TASK BRIEF ▸
Exclude the pictures and retype the entries as written.

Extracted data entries
·····
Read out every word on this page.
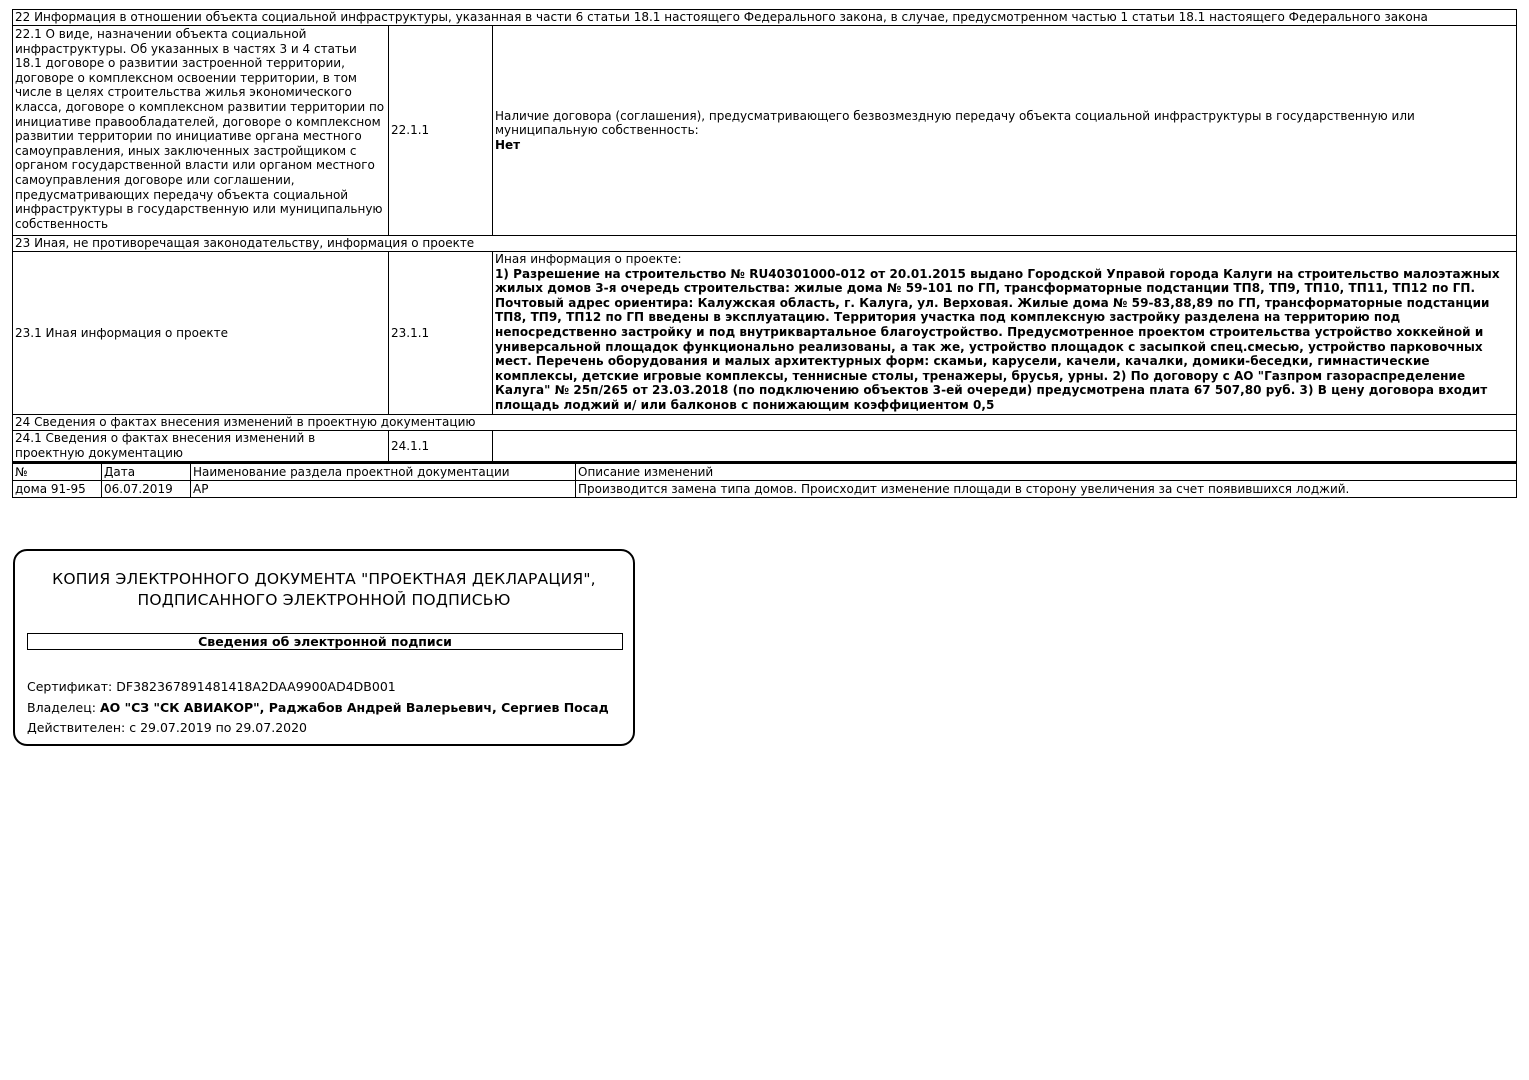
22 Информация в отношении объекта социальной инфраструктуры, указанная в части 6 статьи 18.1 настоящего Федерального закона, в случае, предусмотренном частью 1 статьи 18.1 настоящего Федерального закона		
22.1 О виде, назначении объекта социальной инфраструктуры. Об указанных в частях 3 и 4 статьи 18.1 договоре о развитии застроенной территории, договоре о комплексном освоении территории, в том числе в целях строительства жилья экономического класса, договоре о комплексном развитии территории по инициативе правообладателей, договоре о комплексном развитии территории по инициативе органа местного самоуправления, иных заключенных застройщиком с органом государственной власти или органом местного самоуправления договоре или соглашении, предусматривающих передачу объекта социальной инфраструктуры в государственную или муниципальную собственность	22.1.1	Наличие договора (соглашения), предусматривающего безвозмездную передачу объекта социальной инфраструктуры в государственную или муниципальную собственность:
Нет

23 Иная, не противоречащая законодательству, информация о проекте		
23.1 Иная информация о проекте	23.1.1	Иная информация о проекте:
1) Разрешение на строительство № RU40301000-012 от 20.01.2015 выдано Городской Управой города Калуги на строительство малоэтажных жилых домов 3-я очередь строительства: жилые дома № 59-101 по ГП, трансформаторные подстанции ТП8, ТП9, ТП10, ТП11, ТП12 по ГП. Почтовый адрес ориентира: Калужская область, г. Калуга, ул. Верховая. Жилые дома № 59-83,88,89 по ГП, трансформаторные подстанции ТП8, ТП9, ТП12 по ГП введены в эксплуатацию. Территория участка под комплексную застройку разделена на территорию под непосредственно застройку и под внутриквартальное благоустройство. Предусмотренное проектом строительства устройство хоккейной и универсальной площадок функционально реализованы, а так же, устройство площадок с засыпкой спец.смесью, устройство парковочных мест. Перечень оборудования и малых архитектурных форм: скамьи, карусели, качели, качалки, домики-беседки, гимнастические комплексы, детские игровые комплексы, теннисные столы, тренажеры, брусья, урны. 2) По договору с АО "Газпром газораспределение Калуга" № 25п/265 от 23.03.2018 (по подключению объектов 3-ей очереди) предусмотрена плата 67 507,80 руб. 3) В цену договора входит площадь лоджий и/ или балконов с понижающим коэффициентом 0,5

24 Сведения о фактах внесения изменений в проектную документацию		
24.1 Сведения о фактах внесения изменений в проектную документацию	24.1.1	
№	Дата	Наименование раздела проектной документации	Описание изменений
дома 91-95	06.07.2019	АР	Производится замена типа домов. Происходит изменение площади в сторону увеличения за счет появившихся лоджий.
КОПИЯ ЭЛЕКТРОННОГО ДОКУМЕНТА "ПРОЕКТНАЯ ДЕКЛАРАЦИЯ",
ПОДПИСАННОГО ЭЛЕКТРОННОЙ ПОДПИСЬЮ
Сведения об электронной подписи
Сертификат: DF382367891481418A2DAA9900AD4DB001
Владелец: АО "СЗ "СК АВИАКОР", Раджабов Андрей Валерьевич, Сергиев Посад
Действителен: с 29.07.2019 по 29.07.2020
·····
FULL OUTPUT ▸
Read out every word on this page.
22 Информация в отношении объекта социальной инфраструктуры, указанная в части 6 статьи 18.1 настоящего Федерального закона, в случае, предусмотренном частью 1 статьи 18.1 настоящего Федерального закона		
22.1 О виде, назначении объекта социальной инфраструктуры. Об указанных в частях 3 и 4 статьи 18.1 договоре о развитии застроенной территории, договоре о комплексном освоении территории, в том числе в целях строительства жилья экономического класса, договоре о комплексном развитии территории по инициативе правообладателей, договоре о комплексном развитии территории по инициативе органа местного самоуправления, иных заключенных застройщиком с органом государственной власти или органом местного самоуправления договоре или соглашении, предусматривающих передачу объекта социальной инфраструктуры в государственную или муниципальную собственность	22.1.1	Наличие договора (соглашения), предусматривающего безвозмездную передачу объекта социальной инфраструктуры в государственную или муниципальную собственность:
Нет

23 Иная, не противоречащая законодательству, информация о проекте		
23.1 Иная информация о проекте	23.1.1	Иная информация о проекте:
1) Разрешение на строительство № RU40301000-012 от 20.01.2015 выдано Городской Управой города Калуги на строительство малоэтажных жилых домов 3-я очередь строительства: жилые дома № 59-101 по ГП, трансформаторные подстанции ТП8, ТП9, ТП10, ТП11, ТП12 по ГП. Почтовый адрес ориентира: Калужская область, г. Калуга, ул. Верховая. Жилые дома № 59-83,88,89 по ГП, трансформаторные подстанции ТП8, ТП9, ТП12 по ГП введены в эксплуатацию. Территория участка под комплексную застройку разделена на территорию под непосредственно застройку и под внутриквартальное благоустройство. Предусмотренное проектом строительства устройство хоккейной и универсальной площадок функционально реализованы, а так же, устройство площадок с засыпкой спец.смесью, устройство парковочных мест. Перечень оборудования и малых архитектурных форм: скамьи, карусели, качели, качалки, домики-беседки, гимнастические комплексы, детские игровые комплексы, теннисные столы, тренажеры, брусья, урны. 2) По договору с АО "Газпром газораспределение Калуга" № 25п/265 от 23.03.2018 (по подключению объектов 3-ей очереди) предусмотрена плата 67 507,80 руб. 3) В цену договора входит площадь лоджий и/ или балконов с понижающим коэффициентом 0,5

24 Сведения о фактах внесения изменений в проектную документацию		
24.1 Сведения о фактах внесения изменений в проектную документацию	24.1.1	
№	Дата	Наименование раздела проектной документации	Описание изменений
дома 91-95	06.07.2019	АР	Производится замена типа домов. Происходит изменение площади в сторону увеличения за счет появившихся лоджий.
КОПИЯ ЭЛЕКТРОННОГО ДОКУМЕНТА "ПРОЕКТНАЯ ДЕКЛАРАЦИЯ",
ПОДПИСАННОГО ЭЛЕКТРОННОЙ ПОДПИСЬЮ
Сведения об электронной подписи
Сертификат: DF382367891481418A2DAA9900AD4DB001
Владелец: АО "СЗ "СК АВИАКОР", Раджабов Андрей Валерьевич, Сергиев Посад
Действителен: с 29.07.2019 по 29.07.2020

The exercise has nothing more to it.